---------- Input ----------

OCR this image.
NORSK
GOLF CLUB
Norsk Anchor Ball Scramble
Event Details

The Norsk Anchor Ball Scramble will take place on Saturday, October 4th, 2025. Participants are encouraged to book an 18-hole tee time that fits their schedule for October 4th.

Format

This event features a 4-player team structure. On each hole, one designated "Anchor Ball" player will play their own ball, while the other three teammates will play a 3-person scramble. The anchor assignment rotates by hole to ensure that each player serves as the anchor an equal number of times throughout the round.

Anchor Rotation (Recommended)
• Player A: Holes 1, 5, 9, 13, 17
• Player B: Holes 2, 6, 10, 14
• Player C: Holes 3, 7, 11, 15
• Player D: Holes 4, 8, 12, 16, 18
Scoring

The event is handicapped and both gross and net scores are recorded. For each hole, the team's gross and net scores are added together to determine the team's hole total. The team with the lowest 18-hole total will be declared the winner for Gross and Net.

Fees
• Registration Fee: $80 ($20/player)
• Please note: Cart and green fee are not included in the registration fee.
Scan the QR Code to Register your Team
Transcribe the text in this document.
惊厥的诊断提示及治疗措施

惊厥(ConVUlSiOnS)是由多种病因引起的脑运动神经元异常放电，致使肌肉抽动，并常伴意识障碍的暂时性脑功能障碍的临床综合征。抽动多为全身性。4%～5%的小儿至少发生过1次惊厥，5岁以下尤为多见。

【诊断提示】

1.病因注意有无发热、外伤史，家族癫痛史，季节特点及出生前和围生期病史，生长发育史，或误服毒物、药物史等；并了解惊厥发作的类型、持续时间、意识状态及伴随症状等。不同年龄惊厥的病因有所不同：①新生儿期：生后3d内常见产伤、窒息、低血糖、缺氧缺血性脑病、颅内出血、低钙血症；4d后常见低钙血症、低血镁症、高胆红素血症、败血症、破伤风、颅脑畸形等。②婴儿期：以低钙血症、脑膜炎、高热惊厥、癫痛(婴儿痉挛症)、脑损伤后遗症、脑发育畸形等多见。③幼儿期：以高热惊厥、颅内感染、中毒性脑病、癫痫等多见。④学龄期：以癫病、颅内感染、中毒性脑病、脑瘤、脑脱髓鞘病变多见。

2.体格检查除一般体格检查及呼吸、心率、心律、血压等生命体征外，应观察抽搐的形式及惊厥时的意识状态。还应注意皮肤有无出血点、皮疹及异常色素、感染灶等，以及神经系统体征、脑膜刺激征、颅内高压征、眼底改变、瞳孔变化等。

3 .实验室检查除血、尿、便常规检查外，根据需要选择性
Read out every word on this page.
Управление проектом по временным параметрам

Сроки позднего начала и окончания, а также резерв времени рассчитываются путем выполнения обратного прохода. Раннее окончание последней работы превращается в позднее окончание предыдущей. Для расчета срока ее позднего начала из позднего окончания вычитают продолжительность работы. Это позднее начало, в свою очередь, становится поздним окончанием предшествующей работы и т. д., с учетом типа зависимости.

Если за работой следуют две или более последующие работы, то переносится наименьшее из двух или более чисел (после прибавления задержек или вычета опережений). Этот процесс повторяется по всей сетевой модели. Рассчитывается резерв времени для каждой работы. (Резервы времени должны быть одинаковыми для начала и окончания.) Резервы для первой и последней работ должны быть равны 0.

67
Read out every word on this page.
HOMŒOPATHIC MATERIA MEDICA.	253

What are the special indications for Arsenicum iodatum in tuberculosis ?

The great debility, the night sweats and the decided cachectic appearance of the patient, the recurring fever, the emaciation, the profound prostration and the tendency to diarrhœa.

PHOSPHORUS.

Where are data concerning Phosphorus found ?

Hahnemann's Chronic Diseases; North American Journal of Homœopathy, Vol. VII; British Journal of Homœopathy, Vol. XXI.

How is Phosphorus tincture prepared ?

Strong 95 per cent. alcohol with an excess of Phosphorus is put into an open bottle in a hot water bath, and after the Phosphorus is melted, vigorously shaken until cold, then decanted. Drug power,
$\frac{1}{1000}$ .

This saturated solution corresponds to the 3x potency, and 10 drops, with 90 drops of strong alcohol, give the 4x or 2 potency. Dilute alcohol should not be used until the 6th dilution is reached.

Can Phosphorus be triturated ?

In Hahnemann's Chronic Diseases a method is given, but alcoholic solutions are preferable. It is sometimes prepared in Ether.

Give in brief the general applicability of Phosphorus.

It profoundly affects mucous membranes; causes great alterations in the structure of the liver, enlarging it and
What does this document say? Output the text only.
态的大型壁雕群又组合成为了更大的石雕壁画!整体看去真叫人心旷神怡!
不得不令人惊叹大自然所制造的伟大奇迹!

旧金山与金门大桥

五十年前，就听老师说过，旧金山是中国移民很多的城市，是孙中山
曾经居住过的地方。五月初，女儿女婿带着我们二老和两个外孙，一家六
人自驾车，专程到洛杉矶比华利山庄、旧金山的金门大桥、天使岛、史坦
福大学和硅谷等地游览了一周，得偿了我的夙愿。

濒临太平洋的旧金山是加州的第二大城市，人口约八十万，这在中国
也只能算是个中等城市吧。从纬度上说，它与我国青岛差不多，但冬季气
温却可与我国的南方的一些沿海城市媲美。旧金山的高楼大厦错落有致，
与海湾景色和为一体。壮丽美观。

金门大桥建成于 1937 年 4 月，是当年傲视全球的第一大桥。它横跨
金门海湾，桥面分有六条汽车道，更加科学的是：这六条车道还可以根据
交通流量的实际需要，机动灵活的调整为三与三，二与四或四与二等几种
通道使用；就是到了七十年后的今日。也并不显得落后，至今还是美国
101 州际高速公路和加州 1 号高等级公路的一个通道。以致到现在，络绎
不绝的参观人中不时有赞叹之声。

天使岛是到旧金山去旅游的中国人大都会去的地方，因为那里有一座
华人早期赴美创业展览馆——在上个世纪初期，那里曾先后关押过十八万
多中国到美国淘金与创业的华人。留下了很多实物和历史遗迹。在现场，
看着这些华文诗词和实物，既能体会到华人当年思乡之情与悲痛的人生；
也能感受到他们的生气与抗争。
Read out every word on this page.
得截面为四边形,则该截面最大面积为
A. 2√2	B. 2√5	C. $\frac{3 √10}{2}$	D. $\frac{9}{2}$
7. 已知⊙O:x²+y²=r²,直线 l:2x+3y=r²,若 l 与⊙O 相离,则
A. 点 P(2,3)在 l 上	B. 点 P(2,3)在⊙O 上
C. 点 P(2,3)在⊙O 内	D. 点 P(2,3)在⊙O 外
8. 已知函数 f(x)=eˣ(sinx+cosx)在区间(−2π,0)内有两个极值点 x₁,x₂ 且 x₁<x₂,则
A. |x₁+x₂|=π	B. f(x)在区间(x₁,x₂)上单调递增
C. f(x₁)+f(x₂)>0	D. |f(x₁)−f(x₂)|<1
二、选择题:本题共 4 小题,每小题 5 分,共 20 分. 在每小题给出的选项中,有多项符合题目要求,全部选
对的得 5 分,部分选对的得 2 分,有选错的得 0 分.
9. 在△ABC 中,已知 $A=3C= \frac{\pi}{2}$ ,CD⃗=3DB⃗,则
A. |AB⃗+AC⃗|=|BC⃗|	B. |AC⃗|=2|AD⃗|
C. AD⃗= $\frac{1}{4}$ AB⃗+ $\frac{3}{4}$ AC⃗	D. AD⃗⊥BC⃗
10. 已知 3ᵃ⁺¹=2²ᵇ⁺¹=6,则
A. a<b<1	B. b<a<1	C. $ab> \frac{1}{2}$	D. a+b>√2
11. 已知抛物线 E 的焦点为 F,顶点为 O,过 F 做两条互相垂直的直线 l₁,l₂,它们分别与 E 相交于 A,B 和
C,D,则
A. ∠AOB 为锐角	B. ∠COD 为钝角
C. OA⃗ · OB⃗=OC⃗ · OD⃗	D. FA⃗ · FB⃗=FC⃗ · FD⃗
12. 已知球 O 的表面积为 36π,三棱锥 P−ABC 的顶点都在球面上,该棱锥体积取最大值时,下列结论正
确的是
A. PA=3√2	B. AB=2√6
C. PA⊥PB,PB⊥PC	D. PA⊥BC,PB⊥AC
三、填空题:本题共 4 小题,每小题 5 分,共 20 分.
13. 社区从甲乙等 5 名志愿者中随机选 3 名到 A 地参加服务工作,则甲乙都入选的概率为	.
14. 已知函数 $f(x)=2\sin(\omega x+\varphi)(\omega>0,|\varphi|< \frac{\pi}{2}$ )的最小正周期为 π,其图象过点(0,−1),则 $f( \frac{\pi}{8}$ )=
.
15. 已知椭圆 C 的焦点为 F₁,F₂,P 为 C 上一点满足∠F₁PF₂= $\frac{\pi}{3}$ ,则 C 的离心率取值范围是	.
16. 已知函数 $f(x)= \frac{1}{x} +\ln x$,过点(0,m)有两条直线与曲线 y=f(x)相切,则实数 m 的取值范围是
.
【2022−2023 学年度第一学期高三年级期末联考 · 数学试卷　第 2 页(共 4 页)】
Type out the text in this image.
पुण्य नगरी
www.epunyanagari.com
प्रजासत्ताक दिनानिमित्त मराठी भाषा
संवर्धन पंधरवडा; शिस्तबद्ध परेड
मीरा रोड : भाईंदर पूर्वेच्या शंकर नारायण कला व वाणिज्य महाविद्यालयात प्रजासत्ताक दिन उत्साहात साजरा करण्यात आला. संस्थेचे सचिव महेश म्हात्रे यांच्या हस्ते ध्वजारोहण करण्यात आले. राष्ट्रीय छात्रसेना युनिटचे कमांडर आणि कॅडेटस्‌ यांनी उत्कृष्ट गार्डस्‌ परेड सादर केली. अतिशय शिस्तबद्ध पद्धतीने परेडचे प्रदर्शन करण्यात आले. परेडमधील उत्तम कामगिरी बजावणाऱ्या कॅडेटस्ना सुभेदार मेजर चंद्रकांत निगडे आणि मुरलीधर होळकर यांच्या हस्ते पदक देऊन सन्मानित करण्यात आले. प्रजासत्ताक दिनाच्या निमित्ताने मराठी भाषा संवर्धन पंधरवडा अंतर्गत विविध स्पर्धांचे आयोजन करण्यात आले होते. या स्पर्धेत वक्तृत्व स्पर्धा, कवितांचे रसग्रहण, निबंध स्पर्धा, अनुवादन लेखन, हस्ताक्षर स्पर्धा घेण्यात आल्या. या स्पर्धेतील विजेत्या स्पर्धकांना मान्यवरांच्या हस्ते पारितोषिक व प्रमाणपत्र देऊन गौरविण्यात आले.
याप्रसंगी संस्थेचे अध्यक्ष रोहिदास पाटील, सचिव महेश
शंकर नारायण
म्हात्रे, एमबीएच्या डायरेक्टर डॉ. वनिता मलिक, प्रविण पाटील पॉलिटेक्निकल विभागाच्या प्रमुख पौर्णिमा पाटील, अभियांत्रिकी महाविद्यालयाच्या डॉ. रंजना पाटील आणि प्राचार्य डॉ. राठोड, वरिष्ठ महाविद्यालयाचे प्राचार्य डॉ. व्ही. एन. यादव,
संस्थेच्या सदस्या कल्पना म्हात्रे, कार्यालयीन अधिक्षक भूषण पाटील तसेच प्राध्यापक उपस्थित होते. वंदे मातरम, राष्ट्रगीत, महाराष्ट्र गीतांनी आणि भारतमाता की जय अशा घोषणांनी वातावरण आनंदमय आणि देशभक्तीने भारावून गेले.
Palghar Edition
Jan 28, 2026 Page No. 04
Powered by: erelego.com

----------

Exercise prompt —
Find all lines where the word "Chronic" appears. Copy them.

Expected answer —
Hahnemann's Chronic Diseases; North American Journal of Homœopathy, Vol. VII; British Journal of Homœopathy, Vol. XXI.
In Hahnemann's Chronic Diseases a method is given, but alcoholic solutions are preferable. It is sometimes prepared in Ether.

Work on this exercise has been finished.